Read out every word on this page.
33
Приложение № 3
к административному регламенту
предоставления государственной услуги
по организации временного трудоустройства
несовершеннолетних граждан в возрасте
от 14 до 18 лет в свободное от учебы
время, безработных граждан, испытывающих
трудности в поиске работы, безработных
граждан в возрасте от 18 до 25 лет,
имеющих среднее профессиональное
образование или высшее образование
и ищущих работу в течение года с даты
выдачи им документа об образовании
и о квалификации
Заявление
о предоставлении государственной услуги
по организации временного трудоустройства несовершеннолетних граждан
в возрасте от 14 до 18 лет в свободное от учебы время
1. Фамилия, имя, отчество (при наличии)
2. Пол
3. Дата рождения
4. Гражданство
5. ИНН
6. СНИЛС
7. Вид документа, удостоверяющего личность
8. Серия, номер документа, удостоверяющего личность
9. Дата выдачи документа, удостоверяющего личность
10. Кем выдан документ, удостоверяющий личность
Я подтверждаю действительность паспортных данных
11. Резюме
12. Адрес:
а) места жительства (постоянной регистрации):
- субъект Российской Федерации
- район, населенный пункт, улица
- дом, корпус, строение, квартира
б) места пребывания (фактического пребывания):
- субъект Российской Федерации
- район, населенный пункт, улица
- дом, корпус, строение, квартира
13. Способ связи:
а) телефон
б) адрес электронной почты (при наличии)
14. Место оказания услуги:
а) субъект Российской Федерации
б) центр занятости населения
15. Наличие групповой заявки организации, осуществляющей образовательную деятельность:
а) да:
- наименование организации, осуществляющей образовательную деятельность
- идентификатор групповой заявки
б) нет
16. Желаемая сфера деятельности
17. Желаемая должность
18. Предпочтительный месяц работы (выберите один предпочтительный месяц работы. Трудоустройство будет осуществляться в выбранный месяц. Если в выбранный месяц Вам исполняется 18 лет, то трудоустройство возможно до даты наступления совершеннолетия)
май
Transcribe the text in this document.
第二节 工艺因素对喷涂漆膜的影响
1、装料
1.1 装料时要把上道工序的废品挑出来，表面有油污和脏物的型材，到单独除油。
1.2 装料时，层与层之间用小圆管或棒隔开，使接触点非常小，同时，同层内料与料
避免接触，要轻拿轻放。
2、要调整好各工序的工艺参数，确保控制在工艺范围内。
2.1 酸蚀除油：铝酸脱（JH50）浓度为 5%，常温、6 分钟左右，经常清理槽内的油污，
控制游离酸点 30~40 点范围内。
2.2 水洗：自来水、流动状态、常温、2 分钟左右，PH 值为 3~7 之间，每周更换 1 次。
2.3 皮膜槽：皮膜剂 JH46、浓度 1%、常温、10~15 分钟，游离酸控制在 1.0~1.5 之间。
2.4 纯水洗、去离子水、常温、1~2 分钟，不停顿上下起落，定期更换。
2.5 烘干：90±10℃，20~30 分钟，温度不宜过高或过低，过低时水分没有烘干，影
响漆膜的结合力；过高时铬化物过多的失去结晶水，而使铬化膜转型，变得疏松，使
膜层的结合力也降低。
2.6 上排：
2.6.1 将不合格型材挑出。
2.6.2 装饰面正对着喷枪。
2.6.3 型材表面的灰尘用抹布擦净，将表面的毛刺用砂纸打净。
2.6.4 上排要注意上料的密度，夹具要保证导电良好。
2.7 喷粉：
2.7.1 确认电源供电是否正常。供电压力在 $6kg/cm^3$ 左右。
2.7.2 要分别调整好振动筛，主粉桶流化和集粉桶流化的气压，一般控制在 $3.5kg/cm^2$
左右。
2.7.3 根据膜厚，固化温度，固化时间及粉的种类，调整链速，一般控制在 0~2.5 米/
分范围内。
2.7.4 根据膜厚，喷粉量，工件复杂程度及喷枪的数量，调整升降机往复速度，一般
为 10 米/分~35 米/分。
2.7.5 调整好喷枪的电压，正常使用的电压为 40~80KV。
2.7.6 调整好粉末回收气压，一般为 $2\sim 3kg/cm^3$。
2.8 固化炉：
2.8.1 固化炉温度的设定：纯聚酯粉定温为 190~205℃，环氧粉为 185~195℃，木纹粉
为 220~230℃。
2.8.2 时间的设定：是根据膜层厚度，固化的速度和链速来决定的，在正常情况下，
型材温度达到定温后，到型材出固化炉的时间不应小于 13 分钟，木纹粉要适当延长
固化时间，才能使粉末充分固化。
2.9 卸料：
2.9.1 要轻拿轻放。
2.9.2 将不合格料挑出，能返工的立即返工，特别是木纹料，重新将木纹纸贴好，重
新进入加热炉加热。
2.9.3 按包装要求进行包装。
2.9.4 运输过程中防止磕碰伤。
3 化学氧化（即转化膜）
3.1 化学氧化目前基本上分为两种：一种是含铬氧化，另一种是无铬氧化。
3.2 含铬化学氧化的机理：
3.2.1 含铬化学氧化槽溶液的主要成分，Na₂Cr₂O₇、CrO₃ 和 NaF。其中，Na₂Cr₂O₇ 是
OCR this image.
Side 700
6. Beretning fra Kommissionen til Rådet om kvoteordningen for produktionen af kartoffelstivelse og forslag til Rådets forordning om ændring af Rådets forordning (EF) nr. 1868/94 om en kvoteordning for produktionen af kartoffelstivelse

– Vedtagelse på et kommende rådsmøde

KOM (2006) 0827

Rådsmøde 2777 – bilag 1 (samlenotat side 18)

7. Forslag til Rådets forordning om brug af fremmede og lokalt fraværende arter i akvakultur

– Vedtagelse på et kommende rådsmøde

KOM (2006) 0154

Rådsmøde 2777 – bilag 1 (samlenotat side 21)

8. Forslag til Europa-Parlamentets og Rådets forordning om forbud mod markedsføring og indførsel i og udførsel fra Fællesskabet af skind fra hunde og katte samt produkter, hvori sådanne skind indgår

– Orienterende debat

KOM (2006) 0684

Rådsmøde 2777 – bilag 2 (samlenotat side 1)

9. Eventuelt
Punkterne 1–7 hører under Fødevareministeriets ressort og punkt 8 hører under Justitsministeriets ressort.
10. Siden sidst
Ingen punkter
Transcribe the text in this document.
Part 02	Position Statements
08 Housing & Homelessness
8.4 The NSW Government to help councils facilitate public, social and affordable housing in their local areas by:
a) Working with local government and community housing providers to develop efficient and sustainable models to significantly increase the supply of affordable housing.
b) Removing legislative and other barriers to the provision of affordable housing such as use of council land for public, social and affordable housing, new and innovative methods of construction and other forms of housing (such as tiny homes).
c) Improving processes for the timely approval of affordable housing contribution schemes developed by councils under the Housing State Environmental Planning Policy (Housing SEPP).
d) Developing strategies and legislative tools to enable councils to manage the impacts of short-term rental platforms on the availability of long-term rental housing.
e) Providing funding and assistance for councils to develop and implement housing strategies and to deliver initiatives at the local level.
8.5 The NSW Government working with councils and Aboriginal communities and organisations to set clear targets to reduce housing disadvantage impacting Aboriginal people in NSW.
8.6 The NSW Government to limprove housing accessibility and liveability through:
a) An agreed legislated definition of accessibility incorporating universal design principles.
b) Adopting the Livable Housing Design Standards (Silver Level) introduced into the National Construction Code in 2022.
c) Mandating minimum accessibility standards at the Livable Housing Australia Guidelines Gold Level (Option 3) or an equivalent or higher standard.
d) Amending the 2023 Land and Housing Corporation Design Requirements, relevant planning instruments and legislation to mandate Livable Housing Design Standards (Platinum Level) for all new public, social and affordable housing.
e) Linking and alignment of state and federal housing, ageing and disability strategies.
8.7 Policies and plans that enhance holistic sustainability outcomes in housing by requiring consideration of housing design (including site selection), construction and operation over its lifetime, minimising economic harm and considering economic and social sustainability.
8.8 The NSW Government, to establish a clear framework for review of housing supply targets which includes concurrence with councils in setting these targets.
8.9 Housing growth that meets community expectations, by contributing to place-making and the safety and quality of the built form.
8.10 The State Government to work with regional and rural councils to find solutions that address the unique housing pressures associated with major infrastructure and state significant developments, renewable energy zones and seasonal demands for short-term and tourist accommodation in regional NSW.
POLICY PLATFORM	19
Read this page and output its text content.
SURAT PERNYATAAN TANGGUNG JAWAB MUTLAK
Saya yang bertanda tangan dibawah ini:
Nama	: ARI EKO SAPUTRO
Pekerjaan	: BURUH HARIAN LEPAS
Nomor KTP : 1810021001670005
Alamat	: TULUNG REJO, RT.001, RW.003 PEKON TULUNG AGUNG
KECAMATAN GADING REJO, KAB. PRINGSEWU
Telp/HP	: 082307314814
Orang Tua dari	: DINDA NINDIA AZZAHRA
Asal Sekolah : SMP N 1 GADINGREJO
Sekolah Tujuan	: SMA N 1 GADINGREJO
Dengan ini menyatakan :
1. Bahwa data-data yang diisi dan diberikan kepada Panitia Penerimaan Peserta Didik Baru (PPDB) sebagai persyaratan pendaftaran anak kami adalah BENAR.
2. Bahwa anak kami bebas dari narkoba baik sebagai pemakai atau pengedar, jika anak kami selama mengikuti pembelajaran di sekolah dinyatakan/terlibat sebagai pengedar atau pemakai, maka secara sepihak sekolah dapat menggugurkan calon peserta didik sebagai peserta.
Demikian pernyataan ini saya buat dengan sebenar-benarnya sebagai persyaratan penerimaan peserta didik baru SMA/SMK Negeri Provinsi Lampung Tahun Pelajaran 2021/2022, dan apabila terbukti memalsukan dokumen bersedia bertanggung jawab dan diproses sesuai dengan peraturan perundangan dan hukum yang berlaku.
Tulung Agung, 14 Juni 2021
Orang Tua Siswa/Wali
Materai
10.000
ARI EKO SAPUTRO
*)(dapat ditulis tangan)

......

Exercise aim: Scan the material above. Copy each line where "this" occurs.

Finished exercise:
Read out every word on this page.
Transcribe the text in this document.
OCR this image.
Transcribe the text in this document.
Read this page and output its text content.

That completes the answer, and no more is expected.